• _WHAT THE TASK REQUIRES_
Determine how many lines in the data below contain "大店镇大北村" and write only that number.

• _DATASET EXCERPTS_
※

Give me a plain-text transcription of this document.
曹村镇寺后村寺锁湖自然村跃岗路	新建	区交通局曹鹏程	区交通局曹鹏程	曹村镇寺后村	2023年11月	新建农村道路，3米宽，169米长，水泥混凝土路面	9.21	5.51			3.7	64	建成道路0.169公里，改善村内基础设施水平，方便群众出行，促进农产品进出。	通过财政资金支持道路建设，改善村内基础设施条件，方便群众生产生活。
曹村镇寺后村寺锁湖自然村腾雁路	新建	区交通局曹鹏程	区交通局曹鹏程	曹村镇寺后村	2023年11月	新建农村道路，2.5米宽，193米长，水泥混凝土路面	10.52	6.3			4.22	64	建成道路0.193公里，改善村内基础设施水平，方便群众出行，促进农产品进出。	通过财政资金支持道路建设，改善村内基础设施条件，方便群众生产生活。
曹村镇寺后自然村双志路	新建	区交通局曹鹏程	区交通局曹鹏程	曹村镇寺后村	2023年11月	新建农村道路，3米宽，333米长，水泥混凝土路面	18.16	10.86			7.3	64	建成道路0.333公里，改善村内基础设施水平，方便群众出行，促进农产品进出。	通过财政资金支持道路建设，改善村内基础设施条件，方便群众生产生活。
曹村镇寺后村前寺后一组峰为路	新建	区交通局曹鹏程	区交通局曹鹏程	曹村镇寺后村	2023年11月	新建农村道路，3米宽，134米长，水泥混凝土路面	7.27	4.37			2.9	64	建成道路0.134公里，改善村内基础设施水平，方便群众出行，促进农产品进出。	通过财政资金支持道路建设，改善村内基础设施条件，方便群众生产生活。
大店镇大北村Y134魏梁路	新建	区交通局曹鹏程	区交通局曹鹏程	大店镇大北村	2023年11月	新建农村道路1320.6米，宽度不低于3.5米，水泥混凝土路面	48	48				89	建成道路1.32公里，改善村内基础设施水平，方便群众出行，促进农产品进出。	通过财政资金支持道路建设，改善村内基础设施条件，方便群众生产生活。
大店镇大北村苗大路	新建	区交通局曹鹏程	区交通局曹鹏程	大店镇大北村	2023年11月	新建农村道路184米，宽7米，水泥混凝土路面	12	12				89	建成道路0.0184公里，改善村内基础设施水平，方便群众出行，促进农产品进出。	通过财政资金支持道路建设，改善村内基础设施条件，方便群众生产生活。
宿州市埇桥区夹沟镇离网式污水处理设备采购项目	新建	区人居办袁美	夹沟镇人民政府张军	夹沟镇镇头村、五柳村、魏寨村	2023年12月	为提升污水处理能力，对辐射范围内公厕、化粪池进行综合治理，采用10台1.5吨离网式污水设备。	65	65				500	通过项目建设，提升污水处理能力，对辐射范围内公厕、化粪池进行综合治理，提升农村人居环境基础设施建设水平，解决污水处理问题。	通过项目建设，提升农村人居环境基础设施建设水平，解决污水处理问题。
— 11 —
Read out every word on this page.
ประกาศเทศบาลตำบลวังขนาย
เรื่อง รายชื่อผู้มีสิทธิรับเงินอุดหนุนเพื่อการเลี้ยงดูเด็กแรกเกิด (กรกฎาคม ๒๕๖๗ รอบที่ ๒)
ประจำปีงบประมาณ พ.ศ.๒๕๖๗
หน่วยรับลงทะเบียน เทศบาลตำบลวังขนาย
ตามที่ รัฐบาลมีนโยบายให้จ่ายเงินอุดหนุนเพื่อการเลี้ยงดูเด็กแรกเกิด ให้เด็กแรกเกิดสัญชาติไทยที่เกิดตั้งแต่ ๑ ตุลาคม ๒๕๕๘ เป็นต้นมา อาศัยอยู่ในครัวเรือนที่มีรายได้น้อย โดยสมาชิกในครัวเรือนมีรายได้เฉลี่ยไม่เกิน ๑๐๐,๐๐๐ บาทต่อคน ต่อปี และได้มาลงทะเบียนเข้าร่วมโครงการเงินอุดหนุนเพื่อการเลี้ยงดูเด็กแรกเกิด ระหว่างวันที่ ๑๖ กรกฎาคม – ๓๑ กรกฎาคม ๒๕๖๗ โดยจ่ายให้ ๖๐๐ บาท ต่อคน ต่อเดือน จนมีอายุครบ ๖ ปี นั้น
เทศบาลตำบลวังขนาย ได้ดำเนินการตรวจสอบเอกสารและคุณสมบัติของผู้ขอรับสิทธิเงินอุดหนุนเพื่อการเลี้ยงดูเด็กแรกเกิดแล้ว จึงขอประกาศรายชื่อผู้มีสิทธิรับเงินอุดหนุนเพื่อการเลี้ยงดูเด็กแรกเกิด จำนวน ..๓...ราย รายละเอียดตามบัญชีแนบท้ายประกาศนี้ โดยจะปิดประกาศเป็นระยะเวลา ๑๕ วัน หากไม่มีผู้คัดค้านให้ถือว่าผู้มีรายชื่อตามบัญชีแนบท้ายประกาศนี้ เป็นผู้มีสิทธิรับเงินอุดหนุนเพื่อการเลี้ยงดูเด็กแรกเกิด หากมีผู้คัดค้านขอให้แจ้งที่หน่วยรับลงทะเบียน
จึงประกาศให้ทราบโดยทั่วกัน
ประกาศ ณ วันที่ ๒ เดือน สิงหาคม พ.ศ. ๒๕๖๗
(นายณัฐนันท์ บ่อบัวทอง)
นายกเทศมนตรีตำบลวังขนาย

※

• _CORRECT ANSWER_
2